[Data records]
"""
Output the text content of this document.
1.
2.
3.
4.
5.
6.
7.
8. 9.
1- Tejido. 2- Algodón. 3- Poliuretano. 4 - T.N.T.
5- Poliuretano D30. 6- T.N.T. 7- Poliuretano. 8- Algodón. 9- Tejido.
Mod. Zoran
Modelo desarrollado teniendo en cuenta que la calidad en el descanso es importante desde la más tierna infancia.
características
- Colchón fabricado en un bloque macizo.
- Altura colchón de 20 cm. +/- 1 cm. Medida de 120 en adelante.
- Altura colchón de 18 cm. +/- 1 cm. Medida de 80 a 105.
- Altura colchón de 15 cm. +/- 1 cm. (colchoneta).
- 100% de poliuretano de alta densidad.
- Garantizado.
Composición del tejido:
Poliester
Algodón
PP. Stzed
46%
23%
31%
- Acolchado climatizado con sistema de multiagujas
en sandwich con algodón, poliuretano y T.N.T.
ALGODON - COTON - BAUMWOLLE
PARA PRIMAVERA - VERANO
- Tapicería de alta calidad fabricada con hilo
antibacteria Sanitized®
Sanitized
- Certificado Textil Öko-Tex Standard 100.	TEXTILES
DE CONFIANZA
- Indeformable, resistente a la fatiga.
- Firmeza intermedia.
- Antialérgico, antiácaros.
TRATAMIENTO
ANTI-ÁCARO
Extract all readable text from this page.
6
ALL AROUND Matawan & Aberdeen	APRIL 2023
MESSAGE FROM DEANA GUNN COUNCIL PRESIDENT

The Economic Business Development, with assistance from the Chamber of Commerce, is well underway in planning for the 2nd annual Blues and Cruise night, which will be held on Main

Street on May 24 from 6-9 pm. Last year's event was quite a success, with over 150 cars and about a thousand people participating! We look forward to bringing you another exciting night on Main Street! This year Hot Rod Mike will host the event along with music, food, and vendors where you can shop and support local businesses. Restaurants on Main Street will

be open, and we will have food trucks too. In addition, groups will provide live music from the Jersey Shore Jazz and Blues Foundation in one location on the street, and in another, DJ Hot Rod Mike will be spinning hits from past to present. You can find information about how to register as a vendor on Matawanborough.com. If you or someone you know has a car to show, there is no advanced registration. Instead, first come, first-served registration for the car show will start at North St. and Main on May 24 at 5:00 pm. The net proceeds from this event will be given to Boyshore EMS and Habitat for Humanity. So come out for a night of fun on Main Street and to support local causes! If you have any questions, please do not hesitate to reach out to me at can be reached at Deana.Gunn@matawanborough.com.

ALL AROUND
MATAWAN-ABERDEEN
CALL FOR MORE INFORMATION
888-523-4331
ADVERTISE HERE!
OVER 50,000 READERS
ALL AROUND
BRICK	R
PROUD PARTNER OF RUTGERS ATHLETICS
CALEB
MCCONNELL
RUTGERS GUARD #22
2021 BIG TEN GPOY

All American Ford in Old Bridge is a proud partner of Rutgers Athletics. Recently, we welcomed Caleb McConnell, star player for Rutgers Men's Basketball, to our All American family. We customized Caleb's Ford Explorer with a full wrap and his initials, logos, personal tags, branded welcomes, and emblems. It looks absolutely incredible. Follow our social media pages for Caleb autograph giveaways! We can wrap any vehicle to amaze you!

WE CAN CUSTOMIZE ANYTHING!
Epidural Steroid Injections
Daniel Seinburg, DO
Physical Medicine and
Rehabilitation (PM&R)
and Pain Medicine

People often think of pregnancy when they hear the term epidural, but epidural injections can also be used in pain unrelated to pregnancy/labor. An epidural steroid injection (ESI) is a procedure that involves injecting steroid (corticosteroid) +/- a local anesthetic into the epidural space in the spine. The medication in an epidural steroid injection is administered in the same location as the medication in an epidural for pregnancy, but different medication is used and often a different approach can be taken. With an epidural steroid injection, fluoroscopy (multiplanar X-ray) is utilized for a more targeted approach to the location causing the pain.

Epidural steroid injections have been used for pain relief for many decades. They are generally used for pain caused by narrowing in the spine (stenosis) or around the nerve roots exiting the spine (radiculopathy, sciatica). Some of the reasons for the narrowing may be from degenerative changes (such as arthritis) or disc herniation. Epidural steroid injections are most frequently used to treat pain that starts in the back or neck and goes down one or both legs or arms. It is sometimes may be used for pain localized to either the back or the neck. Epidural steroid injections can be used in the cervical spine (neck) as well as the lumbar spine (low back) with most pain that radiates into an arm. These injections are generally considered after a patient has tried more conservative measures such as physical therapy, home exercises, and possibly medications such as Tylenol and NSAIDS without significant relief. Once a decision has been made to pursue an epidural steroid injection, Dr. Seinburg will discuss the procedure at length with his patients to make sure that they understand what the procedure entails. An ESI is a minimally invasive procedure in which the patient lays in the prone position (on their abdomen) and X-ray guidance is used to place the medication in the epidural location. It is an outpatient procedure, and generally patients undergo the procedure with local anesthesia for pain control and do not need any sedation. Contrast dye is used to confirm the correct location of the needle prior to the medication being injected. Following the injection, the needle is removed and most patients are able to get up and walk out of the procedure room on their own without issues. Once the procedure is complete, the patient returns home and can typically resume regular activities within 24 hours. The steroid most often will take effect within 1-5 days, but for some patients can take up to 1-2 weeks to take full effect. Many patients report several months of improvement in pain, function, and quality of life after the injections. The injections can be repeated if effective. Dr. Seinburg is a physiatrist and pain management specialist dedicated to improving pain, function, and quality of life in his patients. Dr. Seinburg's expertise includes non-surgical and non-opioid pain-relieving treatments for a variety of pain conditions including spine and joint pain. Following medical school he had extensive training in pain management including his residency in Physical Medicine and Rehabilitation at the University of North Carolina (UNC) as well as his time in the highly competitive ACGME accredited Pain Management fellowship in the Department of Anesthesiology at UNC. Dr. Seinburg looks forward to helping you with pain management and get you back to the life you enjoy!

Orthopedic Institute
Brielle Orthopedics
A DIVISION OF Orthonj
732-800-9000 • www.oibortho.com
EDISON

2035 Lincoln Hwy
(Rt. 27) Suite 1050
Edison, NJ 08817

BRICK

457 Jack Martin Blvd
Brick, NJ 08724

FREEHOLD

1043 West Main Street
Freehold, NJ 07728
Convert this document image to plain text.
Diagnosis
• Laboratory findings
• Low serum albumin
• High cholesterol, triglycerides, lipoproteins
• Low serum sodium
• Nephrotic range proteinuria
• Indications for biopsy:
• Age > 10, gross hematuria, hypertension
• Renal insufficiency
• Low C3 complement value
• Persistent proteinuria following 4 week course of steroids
"""
PROBLEM DETAILS: While keeping every line the same, please copy out all the records.

TASK RESPONSE:
Output the text content of this document.
1.
2.
3.
4.
5.
6.
7.
8. 9.
1- Tejido. 2- Algodón. 3- Poliuretano. 4 - T.N.T.
5- Poliuretano D30. 6- T.N.T. 7- Poliuretano. 8- Algodón. 9- Tejido.
Mod. Zoran
Modelo desarrollado teniendo en cuenta que la calidad en el descanso es importante desde la más tierna infancia.
características
- Colchón fabricado en un bloque macizo.
- Altura colchón de 20 cm. +/- 1 cm. Medida de 120 en adelante.
- Altura colchón de 18 cm. +/- 1 cm. Medida de 80 a 105.
- Altura colchón de 15 cm. +/- 1 cm. (colchoneta).
- 100% de poliuretano de alta densidad.
- Garantizado.
Composición del tejido:
Poliester
Algodón
PP. Stzed
46%
23%
31%
- Acolchado climatizado con sistema de multiagujas
en sandwich con algodón, poliuretano y T.N.T.
ALGODON - COTON - BAUMWOLLE
PARA PRIMAVERA - VERANO
- Tapicería de alta calidad fabricada con hilo
antibacteria Sanitized®
Sanitized
- Certificado Textil Öko-Tex Standard 100.	TEXTILES
DE CONFIANZA
- Indeformable, resistente a la fatiga.
- Firmeza intermedia.
- Antialérgico, antiácaros.
TRATAMIENTO
ANTI-ÁCARO
Extract all readable text from this page.
6
ALL AROUND Matawan & Aberdeen	APRIL 2023
MESSAGE FROM DEANA GUNN COUNCIL PRESIDENT

The Economic Business Development, with assistance from the Chamber of Commerce, is well underway in planning for the 2nd annual Blues and Cruise night, which will be held on Main

Street on May 24 from 6-9 pm. Last year's event was quite a success, with over 150 cars and about a thousand people participating! We look forward to bringing you another exciting night on Main Street! This year Hot Rod Mike will host the event along with music, food, and vendors where you can shop and support local businesses. Restaurants on Main Street will

be open, and we will have food trucks too. In addition, groups will provide live music from the Jersey Shore Jazz and Blues Foundation in one location on the street, and in another, DJ Hot Rod Mike will be spinning hits from past to present. You can find information about how to register as a vendor on Matawanborough.com. If you or someone you know has a car to show, there is no advanced registration. Instead, first come, first-served registration for the car show will start at North St. and Main on May 24 at 5:00 pm. The net proceeds from this event will be given to Boyshore EMS and Habitat for Humanity. So come out for a night of fun on Main Street and to support local causes! If you have any questions, please do not hesitate to reach out to me at can be reached at Deana.Gunn@matawanborough.com.

ALL AROUND
MATAWAN-ABERDEEN
CALL FOR MORE INFORMATION
888-523-4331
ADVERTISE HERE!
OVER 50,000 READERS
ALL AROUND
BRICK	R
PROUD PARTNER OF RUTGERS ATHLETICS
CALEB
MCCONNELL
RUTGERS GUARD #22
2021 BIG TEN GPOY

All American Ford in Old Bridge is a proud partner of Rutgers Athletics. Recently, we welcomed Caleb McConnell, star player for Rutgers Men's Basketball, to our All American family. We customized Caleb's Ford Explorer with a full wrap and his initials, logos, personal tags, branded welcomes, and emblems. It looks absolutely incredible. Follow our social media pages for Caleb autograph giveaways! We can wrap any vehicle to amaze you!

WE CAN CUSTOMIZE ANYTHING!
Epidural Steroid Injections
Daniel Seinburg, DO
Physical Medicine and
Rehabilitation (PM&R)
and Pain Medicine

People often think of pregnancy when they hear the term epidural, but epidural injections can also be used in pain unrelated to pregnancy/labor. An epidural steroid injection (ESI) is a procedure that involves injecting steroid (corticosteroid) +/- a local anesthetic into the epidural space in the spine. The medication in an epidural steroid injection is administered in the same location as the medication in an epidural for pregnancy, but different medication is used and often a different approach can be taken. With an epidural steroid injection, fluoroscopy (multiplanar X-ray) is utilized for a more targeted approach to the location causing the pain.

Epidural steroid injections have been used for pain relief for many decades. They are generally used for pain caused by narrowing in the spine (stenosis) or around the nerve roots exiting the spine (radiculopathy, sciatica). Some of the reasons for the narrowing may be from degenerative changes (such as arthritis) or disc herniation. Epidural steroid injections are most frequently used to treat pain that starts in the back or neck and goes down one or both legs or arms. It is sometimes may be used for pain localized to either the back or the neck. Epidural steroid injections can be used in the cervical spine (neck) as well as the lumbar spine (low back) with most pain that radiates into an arm. These injections are generally considered after a patient has tried more conservative measures such as physical therapy, home exercises, and possibly medications such as Tylenol and NSAIDS without significant relief. Once a decision has been made to pursue an epidural steroid injection, Dr. Seinburg will discuss the procedure at length with his patients to make sure that they understand what the procedure entails. An ESI is a minimally invasive procedure in which the patient lays in the prone position (on their abdomen) and X-ray guidance is used to place the medication in the epidural location. It is an outpatient procedure, and generally patients undergo the procedure with local anesthesia for pain control and do not need any sedation. Contrast dye is used to confirm the correct location of the needle prior to the medication being injected. Following the injection, the needle is removed and most patients are able to get up and walk out of the procedure room on their own without issues. Once the procedure is complete, the patient returns home and can typically resume regular activities within 24 hours. The steroid most often will take effect within 1-5 days, but for some patients can take up to 1-2 weeks to take full effect. Many patients report several months of improvement in pain, function, and quality of life after the injections. The injections can be repeated if effective. Dr. Seinburg is a physiatrist and pain management specialist dedicated to improving pain, function, and quality of life in his patients. Dr. Seinburg's expertise includes non-surgical and non-opioid pain-relieving treatments for a variety of pain conditions including spine and joint pain. Following medical school he had extensive training in pain management including his residency in Physical Medicine and Rehabilitation at the University of North Carolina (UNC) as well as his time in the highly competitive ACGME accredited Pain Management fellowship in the Department of Anesthesiology at UNC. Dr. Seinburg looks forward to helping you with pain management and get you back to the life you enjoy!

Orthopedic Institute
Brielle Orthopedics
A DIVISION OF Orthonj
732-800-9000 • www.oibortho.com
EDISON

2035 Lincoln Hwy
(Rt. 27) Suite 1050
Edison, NJ 08817

BRICK

457 Jack Martin Blvd
Brick, NJ 08724

FREEHOLD

1043 West Main Street
Freehold, NJ 07728
Convert this document image to plain text.
Diagnosis
• Laboratory findings
• Low serum albumin
• High cholesterol, triglycerides, lipoproteins
• Low serum sodium
• Nephrotic range proteinuria
• Indications for biopsy:
• Age > 10, gross hematuria, hypertension
• Renal insufficiency
• Low C3 complement value
• Persistent proteinuria following 4 week course of steroids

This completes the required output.